◆ WRITTEN PROBLEM ◆
Rewrite the data below, putting "Track A" in place of every "Track 1" and keeping everything else the same.

----

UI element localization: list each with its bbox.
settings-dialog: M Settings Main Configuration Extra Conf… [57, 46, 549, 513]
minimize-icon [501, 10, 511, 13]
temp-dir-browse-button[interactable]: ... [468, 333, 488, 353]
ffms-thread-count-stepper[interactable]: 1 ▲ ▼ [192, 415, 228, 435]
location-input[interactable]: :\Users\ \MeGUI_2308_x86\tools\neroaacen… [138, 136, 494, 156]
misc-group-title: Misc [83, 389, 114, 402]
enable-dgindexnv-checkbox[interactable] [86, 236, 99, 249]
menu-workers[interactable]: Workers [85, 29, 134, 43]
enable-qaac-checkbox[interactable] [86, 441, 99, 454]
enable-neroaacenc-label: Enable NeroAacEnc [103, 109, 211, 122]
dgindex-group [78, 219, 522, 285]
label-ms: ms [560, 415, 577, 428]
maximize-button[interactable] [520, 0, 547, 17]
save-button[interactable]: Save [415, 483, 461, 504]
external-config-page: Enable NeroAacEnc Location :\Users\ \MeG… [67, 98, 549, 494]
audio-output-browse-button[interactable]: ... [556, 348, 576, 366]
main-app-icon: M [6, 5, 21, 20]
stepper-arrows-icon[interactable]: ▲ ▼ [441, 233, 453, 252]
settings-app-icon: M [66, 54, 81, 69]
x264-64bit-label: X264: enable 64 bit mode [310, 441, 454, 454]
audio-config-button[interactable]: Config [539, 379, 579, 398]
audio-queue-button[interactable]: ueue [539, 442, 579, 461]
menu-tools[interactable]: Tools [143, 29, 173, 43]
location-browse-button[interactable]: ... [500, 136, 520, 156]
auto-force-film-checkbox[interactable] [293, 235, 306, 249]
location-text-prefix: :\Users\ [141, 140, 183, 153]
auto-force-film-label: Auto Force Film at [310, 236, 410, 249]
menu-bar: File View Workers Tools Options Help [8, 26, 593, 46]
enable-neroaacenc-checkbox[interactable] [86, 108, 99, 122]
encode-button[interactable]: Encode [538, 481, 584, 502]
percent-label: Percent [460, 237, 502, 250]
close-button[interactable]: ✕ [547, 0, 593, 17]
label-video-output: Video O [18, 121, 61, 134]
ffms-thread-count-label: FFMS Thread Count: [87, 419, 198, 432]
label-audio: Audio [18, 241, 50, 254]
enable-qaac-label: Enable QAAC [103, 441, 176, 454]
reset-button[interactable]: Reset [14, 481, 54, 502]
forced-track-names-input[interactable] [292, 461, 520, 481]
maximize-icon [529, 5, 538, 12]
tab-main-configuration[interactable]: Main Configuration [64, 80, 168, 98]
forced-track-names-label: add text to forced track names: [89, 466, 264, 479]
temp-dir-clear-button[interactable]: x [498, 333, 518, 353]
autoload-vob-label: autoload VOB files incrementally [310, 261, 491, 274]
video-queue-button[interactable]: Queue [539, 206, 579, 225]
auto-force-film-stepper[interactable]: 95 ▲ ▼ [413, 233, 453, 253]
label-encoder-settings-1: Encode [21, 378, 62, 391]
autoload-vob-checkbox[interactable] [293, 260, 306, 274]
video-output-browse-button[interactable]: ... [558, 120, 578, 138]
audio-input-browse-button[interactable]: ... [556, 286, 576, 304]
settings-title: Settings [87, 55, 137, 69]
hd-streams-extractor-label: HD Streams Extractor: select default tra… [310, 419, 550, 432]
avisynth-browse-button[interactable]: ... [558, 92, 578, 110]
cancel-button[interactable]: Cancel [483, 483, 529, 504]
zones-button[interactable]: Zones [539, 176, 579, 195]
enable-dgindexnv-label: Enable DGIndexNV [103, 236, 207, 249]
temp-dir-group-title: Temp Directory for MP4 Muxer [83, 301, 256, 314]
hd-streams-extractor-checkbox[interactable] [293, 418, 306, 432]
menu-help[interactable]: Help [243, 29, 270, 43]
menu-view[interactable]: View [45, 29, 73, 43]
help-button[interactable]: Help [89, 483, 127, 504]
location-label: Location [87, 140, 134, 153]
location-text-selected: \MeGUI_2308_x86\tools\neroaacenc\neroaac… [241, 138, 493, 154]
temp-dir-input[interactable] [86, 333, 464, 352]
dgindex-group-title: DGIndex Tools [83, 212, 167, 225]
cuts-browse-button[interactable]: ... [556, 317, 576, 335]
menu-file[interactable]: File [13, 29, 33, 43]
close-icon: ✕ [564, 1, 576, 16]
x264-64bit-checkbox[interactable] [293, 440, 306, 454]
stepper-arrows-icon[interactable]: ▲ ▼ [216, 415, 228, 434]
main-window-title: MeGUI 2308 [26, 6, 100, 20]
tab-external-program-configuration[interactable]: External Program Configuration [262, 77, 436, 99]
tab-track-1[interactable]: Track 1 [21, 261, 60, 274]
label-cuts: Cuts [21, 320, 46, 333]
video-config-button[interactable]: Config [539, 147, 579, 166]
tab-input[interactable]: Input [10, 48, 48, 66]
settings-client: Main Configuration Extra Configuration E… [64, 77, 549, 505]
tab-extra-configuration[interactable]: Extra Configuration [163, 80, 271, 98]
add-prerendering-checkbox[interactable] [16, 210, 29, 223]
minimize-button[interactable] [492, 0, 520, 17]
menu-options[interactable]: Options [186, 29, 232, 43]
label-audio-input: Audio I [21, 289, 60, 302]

----

◆ REPLY ◆
UI element localization: list each with its bbox.
settings-dialog: M Settings Main Configuration Extra Conf… [57, 46, 549, 513]
minimize-icon [501, 10, 511, 13]
temp-dir-browse-button[interactable]: ... [468, 333, 488, 353]
ffms-thread-count-stepper[interactable]: 1 ▲ ▼ [192, 415, 228, 435]
location-input[interactable]: :\Users\ \MeGUI_2308_x86\tools\neroaacen… [138, 136, 494, 156]
misc-group-title: Misc [83, 389, 114, 402]
enable-dgindexnv-checkbox[interactable] [86, 236, 99, 249]
menu-workers[interactable]: Workers [85, 29, 134, 43]
enable-qaac-checkbox[interactable] [86, 441, 99, 454]
enable-neroaacenc-label: Enable NeroAacEnc [103, 109, 211, 122]
dgindex-group [78, 219, 522, 285]
label-ms: ms [560, 415, 577, 428]
maximize-button[interactable] [520, 0, 547, 17]
save-button[interactable]: Save [415, 483, 461, 504]
external-config-page: Enable NeroAacEnc Location :\Users\ \MeG… [67, 98, 549, 494]
audio-output-browse-button[interactable]: ... [556, 348, 576, 366]
main-app-icon: M [6, 5, 21, 20]
stepper-arrows-icon[interactable]: ▲ ▼ [441, 233, 453, 252]
settings-app-icon: M [66, 54, 81, 69]
x264-64bit-label: X264: enable 64 bit mode [310, 441, 454, 454]
audio-config-button[interactable]: Config [539, 379, 579, 398]
audio-queue-button[interactable]: ueue [539, 442, 579, 461]
menu-tools[interactable]: Tools [143, 29, 173, 43]
location-browse-button[interactable]: ... [500, 136, 520, 156]
auto-force-film-checkbox[interactable] [293, 235, 306, 249]
location-text-prefix: :\Users\ [141, 140, 183, 153]
auto-force-film-label: Auto Force Film at [310, 236, 410, 249]
menu-bar: File View Workers Tools Options Help [8, 26, 593, 46]
enable-neroaacenc-checkbox[interactable] [86, 108, 99, 122]
encode-button[interactable]: Encode [538, 481, 584, 502]
percent-label: Percent [460, 237, 502, 250]
close-button[interactable]: ✕ [547, 0, 593, 17]
label-video-output: Video O [18, 121, 61, 134]
ffms-thread-count-label: FFMS Thread Count: [87, 419, 198, 432]
label-audio: Audio [18, 241, 50, 254]
enable-qaac-label: Enable QAAC [103, 441, 176, 454]
reset-button[interactable]: Reset [14, 481, 54, 502]
forced-track-names-input[interactable] [292, 461, 520, 481]
maximize-icon [529, 5, 538, 12]
tab-main-configuration[interactable]: Main Configuration [64, 80, 168, 98]
forced-track-names-label: add text to forced track names: [89, 466, 264, 479]
temp-dir-clear-button[interactable]: x [498, 333, 518, 353]
autoload-vob-label: autoload VOB files incrementally [310, 261, 491, 274]
video-queue-button[interactable]: Queue [539, 206, 579, 225]
auto-force-film-stepper[interactable]: 95 ▲ ▼ [413, 233, 453, 253]
label-encoder-settings-1: Encode [21, 378, 62, 391]
autoload-vob-checkbox[interactable] [293, 260, 306, 274]
video-output-browse-button[interactable]: ... [558, 120, 578, 138]
audio-input-browse-button[interactable]: ... [556, 286, 576, 304]
settings-title: Settings [87, 55, 137, 69]
hd-streams-extractor-label: HD Streams Extractor: select default tra… [310, 419, 550, 432]
avisynth-browse-button[interactable]: ... [558, 92, 578, 110]
cancel-button[interactable]: Cancel [483, 483, 529, 504]
zones-button[interactable]: Zones [539, 176, 579, 195]
enable-dgindexnv-label: Enable DGIndexNV [103, 236, 207, 249]
temp-dir-group-title: Temp Directory for MP4 Muxer [83, 301, 256, 314]
hd-streams-extractor-checkbox[interactable] [293, 418, 306, 432]
menu-help[interactable]: Help [243, 29, 270, 43]
menu-view[interactable]: View [45, 29, 73, 43]
help-button[interactable]: Help [89, 483, 127, 504]
location-label: Location [87, 140, 134, 153]
location-text-selected: \MeGUI_2308_x86\tools\neroaacenc\neroaac… [241, 138, 493, 154]
temp-dir-input[interactable] [86, 333, 464, 352]
dgindex-group-title: DGIndex Tools [83, 212, 167, 225]
cuts-browse-button[interactable]: ... [556, 317, 576, 335]
menu-file[interactable]: File [13, 29, 33, 43]
close-icon: ✕ [564, 1, 576, 16]
x264-64bit-checkbox[interactable] [293, 440, 306, 454]
stepper-arrows-icon[interactable]: ▲ ▼ [216, 415, 228, 434]
main-window-title: MeGUI 2308 [26, 6, 100, 20]
tab-external-program-configuration[interactable]: External Program Configuration [262, 77, 436, 99]
tab-track-1[interactable]: Track A [21, 261, 60, 274]
label-cuts: Cuts [21, 320, 46, 333]
video-config-button[interactable]: Config [539, 147, 579, 166]
tab-input[interactable]: Input [10, 48, 48, 66]
settings-client: Main Configuration Extra Configuration E… [64, 77, 549, 505]
tab-extra-configuration[interactable]: Extra Configuration [163, 80, 271, 98]
add-prerendering-checkbox[interactable] [16, 210, 29, 223]
minimize-button[interactable] [492, 0, 520, 17]
menu-options[interactable]: Options [186, 29, 232, 43]
label-audio-input: Audio I [21, 289, 60, 302]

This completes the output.